• What to do: Copy all lines below containing "into".

══════════════════════════════

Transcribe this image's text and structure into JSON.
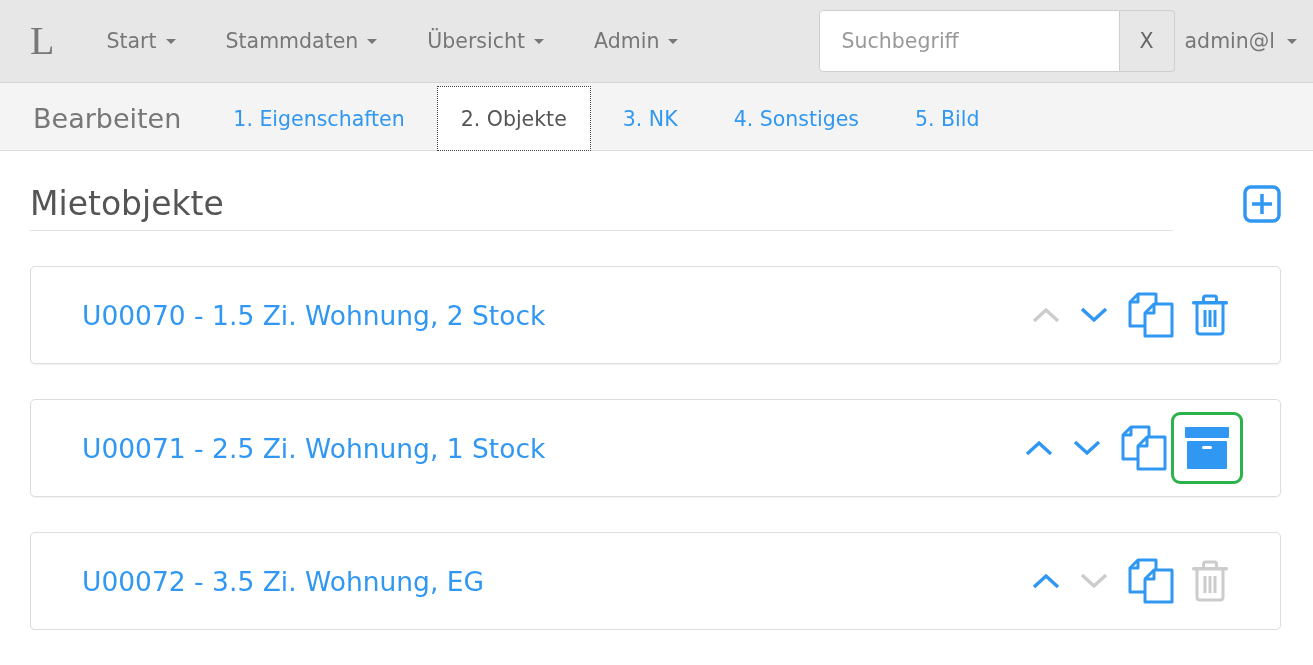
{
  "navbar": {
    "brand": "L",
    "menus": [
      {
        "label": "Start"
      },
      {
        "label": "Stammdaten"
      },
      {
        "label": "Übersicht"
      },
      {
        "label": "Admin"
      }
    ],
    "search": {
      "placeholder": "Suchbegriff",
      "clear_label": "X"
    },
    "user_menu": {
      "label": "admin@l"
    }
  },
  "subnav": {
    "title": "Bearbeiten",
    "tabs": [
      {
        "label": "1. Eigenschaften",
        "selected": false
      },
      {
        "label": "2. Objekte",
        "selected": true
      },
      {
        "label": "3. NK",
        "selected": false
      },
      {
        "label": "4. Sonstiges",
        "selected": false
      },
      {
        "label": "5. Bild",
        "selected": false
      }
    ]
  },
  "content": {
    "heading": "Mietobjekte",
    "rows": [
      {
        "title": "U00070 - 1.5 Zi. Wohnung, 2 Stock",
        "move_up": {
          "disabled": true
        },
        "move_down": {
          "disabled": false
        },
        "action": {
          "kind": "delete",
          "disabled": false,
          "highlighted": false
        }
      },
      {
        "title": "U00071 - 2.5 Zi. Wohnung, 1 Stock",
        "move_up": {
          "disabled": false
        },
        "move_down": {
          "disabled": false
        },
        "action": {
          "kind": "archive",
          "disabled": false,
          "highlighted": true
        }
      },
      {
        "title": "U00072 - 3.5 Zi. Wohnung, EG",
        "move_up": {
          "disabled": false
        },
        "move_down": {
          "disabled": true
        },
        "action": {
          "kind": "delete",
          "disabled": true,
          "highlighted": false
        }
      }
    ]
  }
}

══════════════════════════════

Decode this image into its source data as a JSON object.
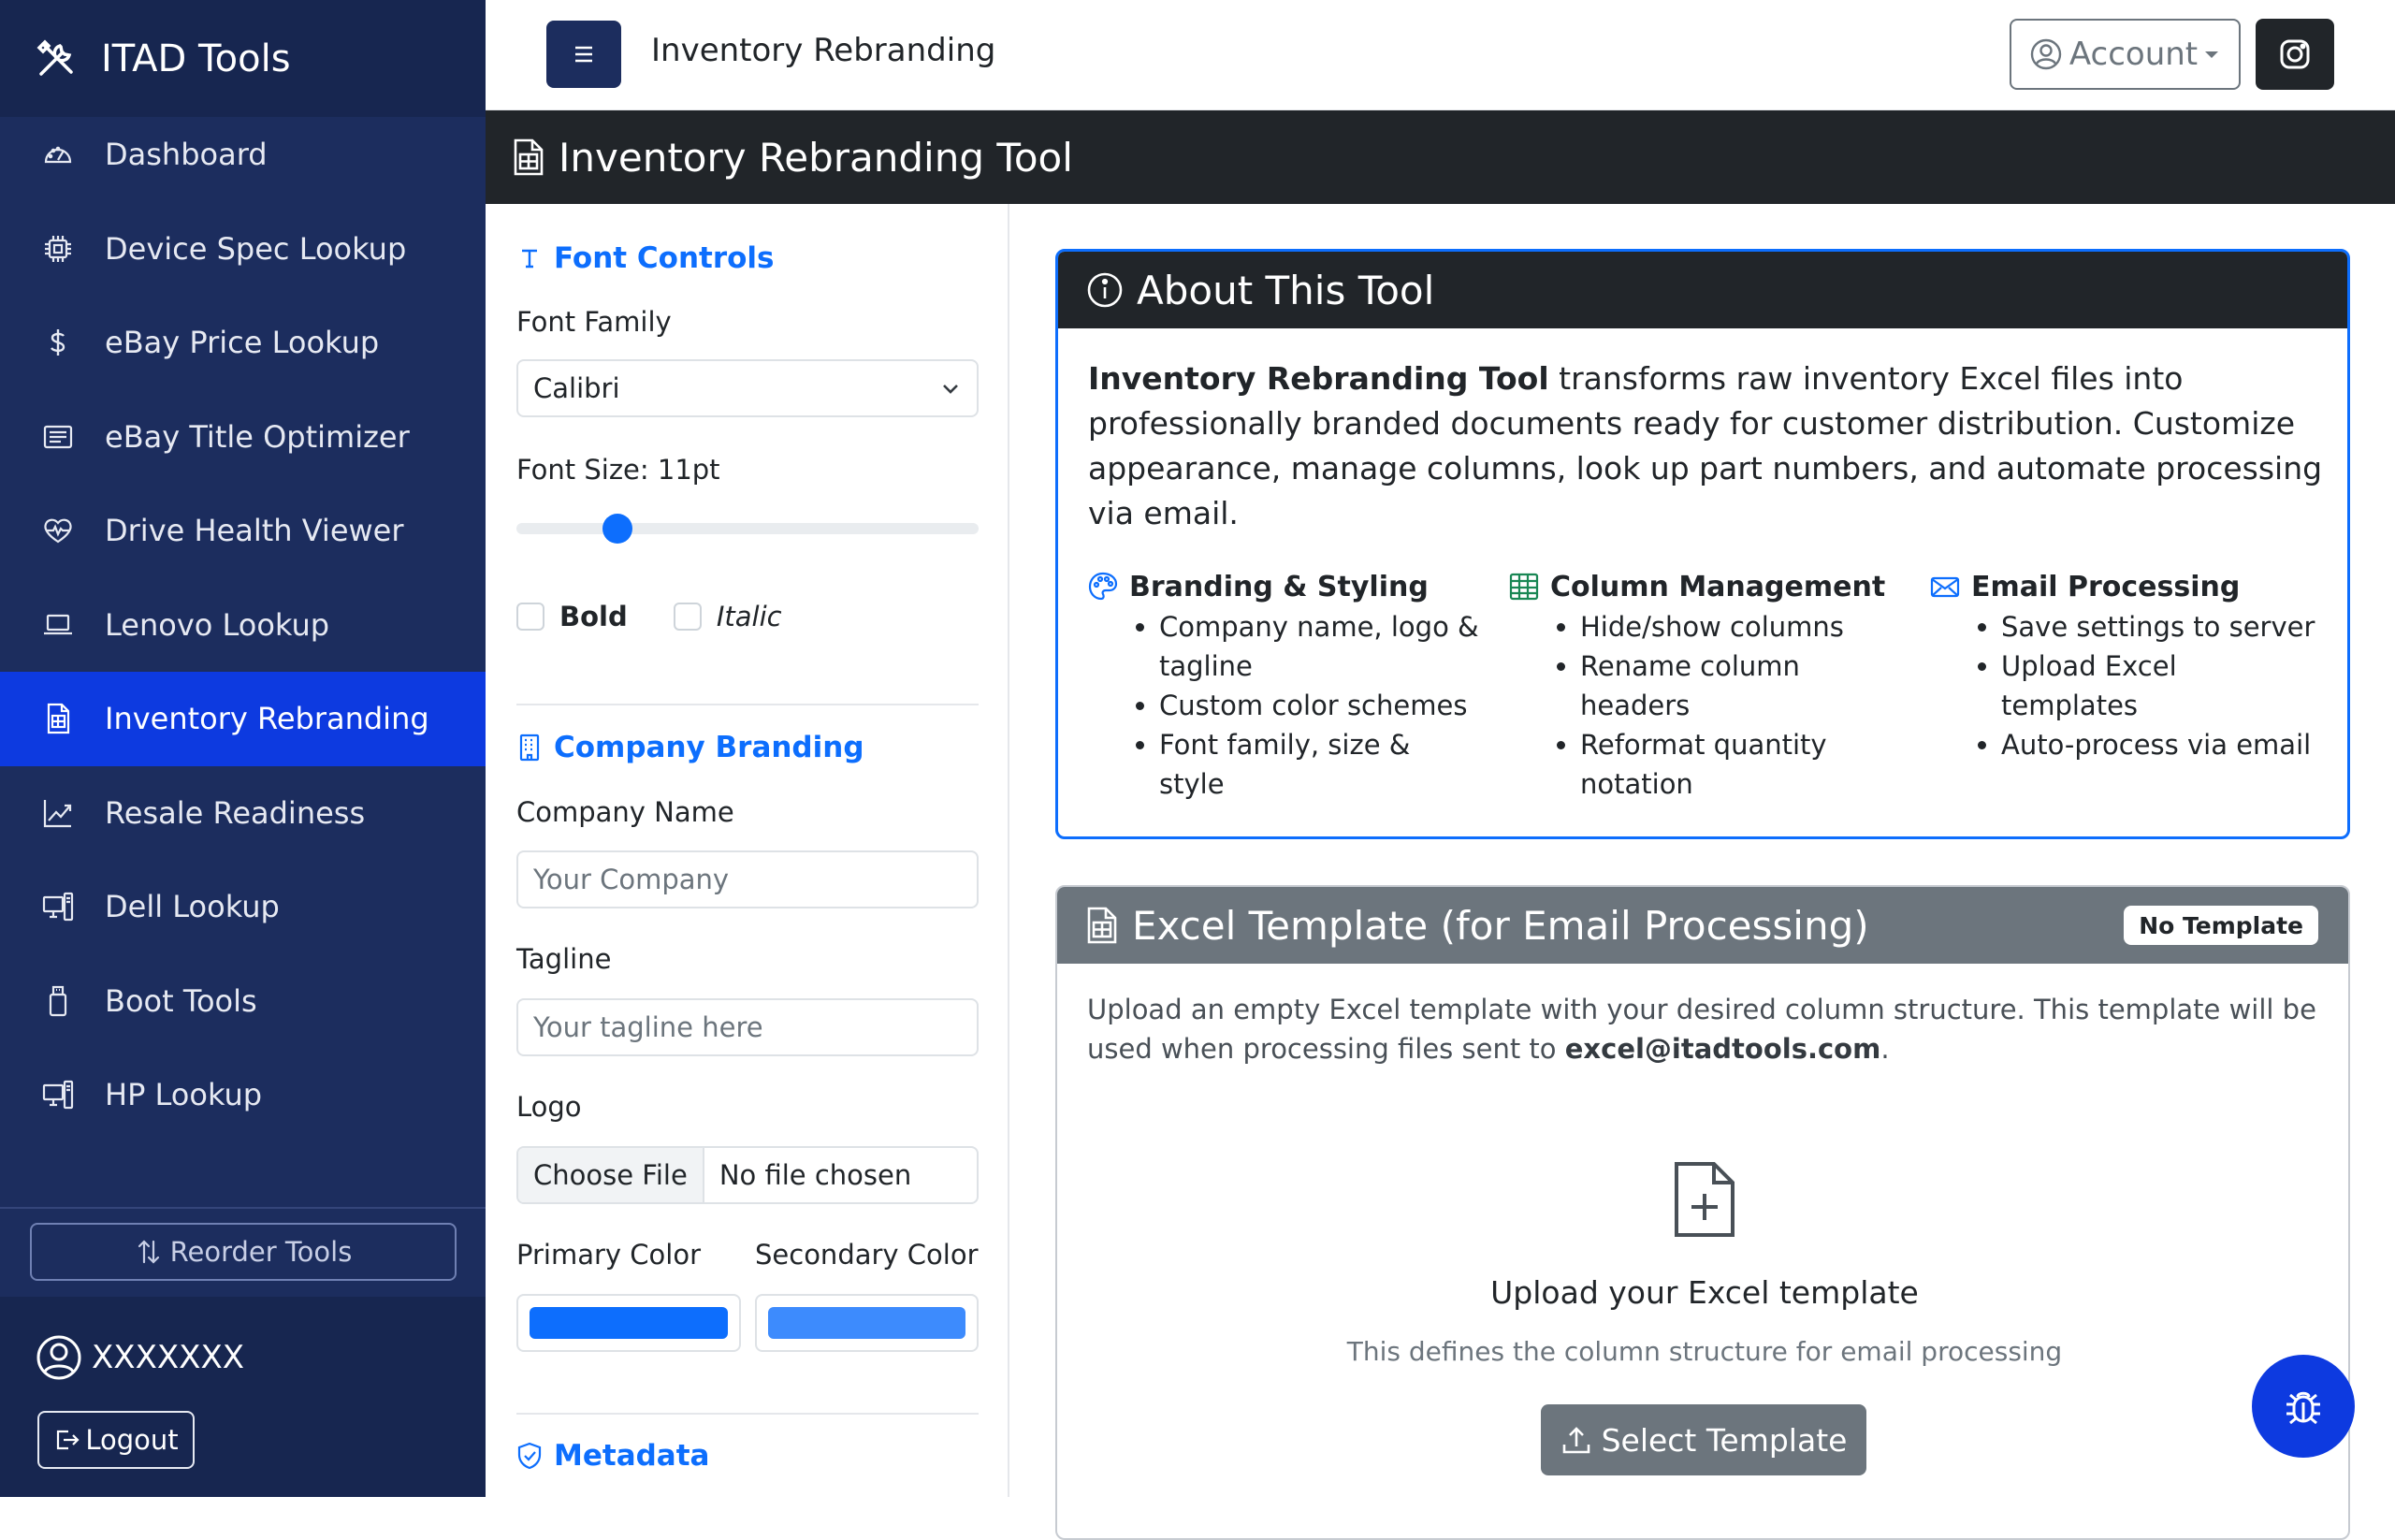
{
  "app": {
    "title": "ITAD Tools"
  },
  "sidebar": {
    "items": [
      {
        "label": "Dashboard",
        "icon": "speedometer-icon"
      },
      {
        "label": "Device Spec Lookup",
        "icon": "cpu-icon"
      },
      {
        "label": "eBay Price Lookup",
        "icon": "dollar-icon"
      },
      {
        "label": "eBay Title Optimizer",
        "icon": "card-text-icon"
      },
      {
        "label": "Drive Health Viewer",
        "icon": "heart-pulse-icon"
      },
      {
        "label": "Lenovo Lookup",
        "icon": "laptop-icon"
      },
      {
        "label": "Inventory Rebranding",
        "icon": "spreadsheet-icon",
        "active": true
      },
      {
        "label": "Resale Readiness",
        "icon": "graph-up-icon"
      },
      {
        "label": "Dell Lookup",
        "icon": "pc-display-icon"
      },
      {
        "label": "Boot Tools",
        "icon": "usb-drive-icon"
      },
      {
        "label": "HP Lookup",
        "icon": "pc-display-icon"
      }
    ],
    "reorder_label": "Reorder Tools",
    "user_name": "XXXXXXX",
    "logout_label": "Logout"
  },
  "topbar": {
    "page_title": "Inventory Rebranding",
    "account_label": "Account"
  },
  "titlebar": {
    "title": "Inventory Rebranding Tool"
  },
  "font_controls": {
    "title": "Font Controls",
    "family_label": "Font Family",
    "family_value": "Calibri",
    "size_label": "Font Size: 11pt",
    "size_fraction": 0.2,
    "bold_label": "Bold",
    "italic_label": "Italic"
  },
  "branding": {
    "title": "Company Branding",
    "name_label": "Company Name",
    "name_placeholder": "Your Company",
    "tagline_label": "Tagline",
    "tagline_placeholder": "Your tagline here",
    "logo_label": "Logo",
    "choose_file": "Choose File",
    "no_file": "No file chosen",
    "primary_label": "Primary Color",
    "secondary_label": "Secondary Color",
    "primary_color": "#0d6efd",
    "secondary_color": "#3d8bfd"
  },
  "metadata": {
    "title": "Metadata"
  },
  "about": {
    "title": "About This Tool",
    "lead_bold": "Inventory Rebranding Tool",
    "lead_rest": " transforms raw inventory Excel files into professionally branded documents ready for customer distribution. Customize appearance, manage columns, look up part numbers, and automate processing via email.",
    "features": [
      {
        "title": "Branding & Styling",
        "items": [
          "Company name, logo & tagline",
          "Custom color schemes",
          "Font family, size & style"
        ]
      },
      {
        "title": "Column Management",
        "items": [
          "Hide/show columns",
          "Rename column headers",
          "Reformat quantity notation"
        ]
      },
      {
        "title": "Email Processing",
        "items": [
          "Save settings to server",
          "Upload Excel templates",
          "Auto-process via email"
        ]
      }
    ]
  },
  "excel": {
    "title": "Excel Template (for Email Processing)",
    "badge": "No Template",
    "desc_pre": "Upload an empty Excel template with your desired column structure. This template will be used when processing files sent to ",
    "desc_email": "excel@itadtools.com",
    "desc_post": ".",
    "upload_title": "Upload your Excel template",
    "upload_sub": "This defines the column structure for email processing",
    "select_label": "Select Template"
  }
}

══════════════════════════════

• Right answer:
Transcribe this image's text and structure into JSON.
Decode this image into its source data as a JSON object.
    "lead_rest": " transforms raw inventory Excel files into professionally branded documents ready for customer distribution. Customize appearance, manage columns, look up part numbers, and automate processing via email.",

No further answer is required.